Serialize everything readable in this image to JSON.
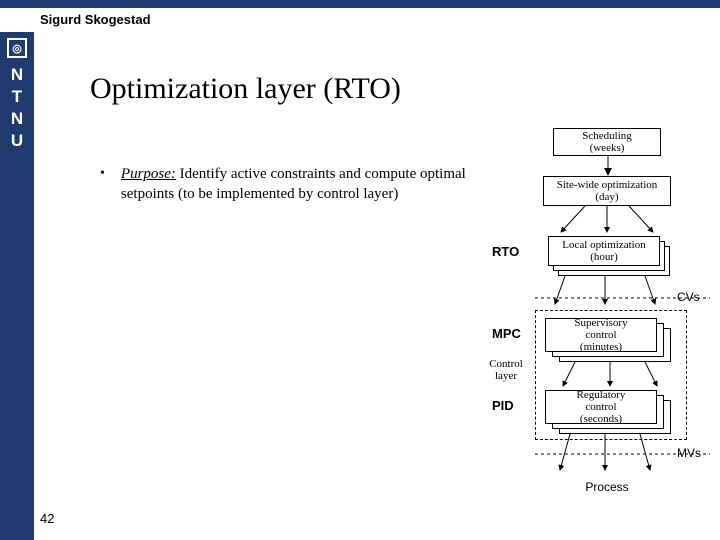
{
  "author": "Sigurd Skogestad",
  "slide_title": "Optimization layer (RTO)",
  "bullet": {
    "lead": "Purpose:",
    "text": " Identify active constraints and compute optimal setpoints (to be implemented by control layer)"
  },
  "slide_number": "42",
  "ntnu_letters": [
    "N",
    "T",
    "N",
    "U"
  ],
  "hierarchy": {
    "scheduling": "Scheduling\n(weeks)",
    "sitewide": "Site-wide optimization\n(day)",
    "local": "Local optimization\n(hour)",
    "supervisory": "Supervisory\ncontrol\n(minutes)",
    "regulatory": "Regulatory\ncontrol\n(seconds)",
    "control_layer": "Control\nlayer",
    "cvs": "CVs",
    "mvs": "MVs",
    "process": "Process"
  },
  "tags": {
    "rto": "RTO",
    "mpc": "MPC",
    "pid": "PID"
  }
}
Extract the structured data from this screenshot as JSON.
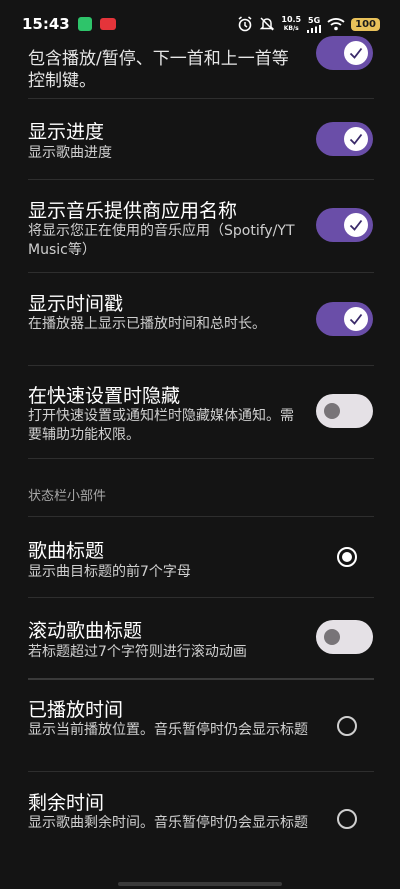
{
  "status_bar": {
    "time": "15:43",
    "network_speed_value": "10.5",
    "network_speed_unit": "KB/s",
    "network_type": "5G",
    "battery": "100"
  },
  "settings_top": [
    {
      "id": "media-controls",
      "title": "",
      "summary": "包含播放/暂停、下一首和上一首等控制键。",
      "state": "on"
    },
    {
      "id": "show-progress",
      "title": "显示进度",
      "summary": "显示歌曲进度",
      "state": "on"
    },
    {
      "id": "show-provider",
      "title": "显示音乐提供商应用名称",
      "summary": "将显示您正在使用的音乐应用（Spotify/YT Music等）",
      "state": "on"
    },
    {
      "id": "show-timestamp",
      "title": "显示时间戳",
      "summary": "在播放器上显示已播放时间和总时长。",
      "state": "on"
    },
    {
      "id": "hide-in-qs",
      "title": "在快速设置时隐藏",
      "summary": "打开快速设置或通知栏时隐藏媒体通知。需要辅助功能权限。",
      "state": "off"
    }
  ],
  "section_header": "状态栏小部件",
  "settings_bottom": [
    {
      "id": "song-title",
      "title": "歌曲标题",
      "summary": "显示曲目标题的前7个字母",
      "control": "radio",
      "state": "checked"
    },
    {
      "id": "scroll-title",
      "title": "滚动歌曲标题",
      "summary": "若标题超过7个字符则进行滚动动画",
      "control": "switch",
      "state": "off"
    },
    {
      "id": "elapsed-time",
      "title": "已播放时间",
      "summary": "显示当前播放位置。音乐暂停时仍会显示标题",
      "control": "radio",
      "state": "unchecked"
    },
    {
      "id": "remaining-time",
      "title": "剩余时间",
      "summary": "显示歌曲剩余时间。音乐暂停时仍会显示标题",
      "control": "radio",
      "state": "unchecked"
    }
  ],
  "colors": {
    "background": "#141414",
    "switch_on": "#6a4ea8",
    "switch_off": "#e5e1e6",
    "battery": "#e8c15a"
  }
}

◆ **Exercise objective**
Omitting all images, print the listing exactly.

◆ **Solution to the problem**
Serialize everything readable in this image to JSON.
{
  "author": "Sigurd Skogestad",
  "slide_title": "Optimization layer (RTO)",
  "bullet": {
    "lead": "Purpose:",
    "text": " Identify active constraints and compute optimal setpoints (to be implemented by control layer)"
  },
  "slide_number": "42",
  "ntnu_letters": [
    "N",
    "T",
    "N",
    "U"
  ],
  "hierarchy": {
    "scheduling": "Scheduling\n(weeks)",
    "sitewide": "Site-wide optimization\n(day)",
    "local": "Local optimization\n(hour)",
    "supervisory": "Supervisory\ncontrol\n(minutes)",
    "regulatory": "Regulatory\ncontrol\n(seconds)",
    "control_layer": "Control\nlayer",
    "cvs": "CVs",
    "mvs": "MVs",
    "process": "Process"
  },
  "tags": {
    "rto": "RTO",
    "mpc": "MPC",
    "pid": "PID"
  }
}
Extract the structured data from this screenshot as JSON.
{
  "status_bar": {
    "time": "15:43",
    "network_speed_value": "10.5",
    "network_speed_unit": "KB/s",
    "network_type": "5G",
    "battery": "100"
  },
  "settings_top": [
    {
      "id": "media-controls",
      "title": "",
      "summary": "包含播放/暂停、下一首和上一首等控制键。",
      "state": "on"
    },
    {
      "id": "show-progress",
      "title": "显示进度",
      "summary": "显示歌曲进度",
      "state": "on"
    },
    {
      "id": "show-provider",
      "title": "显示音乐提供商应用名称",
      "summary": "将显示您正在使用的音乐应用（Spotify/YT Music等）",
      "state": "on"
    },
    {
      "id": "show-timestamp",
      "title": "显示时间戳",
      "summary": "在播放器上显示已播放时间和总时长。",
      "state": "on"
    },
    {
      "id": "hide-in-qs",
      "title": "在快速设置时隐藏",
      "summary": "打开快速设置或通知栏时隐藏媒体通知。需要辅助功能权限。",
      "state": "off"
    }
  ],
  "section_header": "状态栏小部件",
  "settings_bottom": [
    {
      "id": "song-title",
      "title": "歌曲标题",
      "summary": "显示曲目标题的前7个字母",
      "control": "radio",
      "state": "checked"
    },
    {
      "id": "scroll-title",
      "title": "滚动歌曲标题",
      "summary": "若标题超过7个字符则进行滚动动画",
      "control": "switch",
      "state": "off"
    },
    {
      "id": "elapsed-time",
      "title": "已播放时间",
      "summary": "显示当前播放位置。音乐暂停时仍会显示标题",
      "control": "radio",
      "state": "unchecked"
    },
    {
      "id": "remaining-time",
      "title": "剩余时间",
      "summary": "显示歌曲剩余时间。音乐暂停时仍会显示标题",
      "control": "radio",
      "state": "unchecked"
    }
  ],
  "colors": {
    "background": "#141414",
    "switch_on": "#6a4ea8",
    "switch_off": "#e5e1e6",
    "battery": "#e8c15a"
  }
}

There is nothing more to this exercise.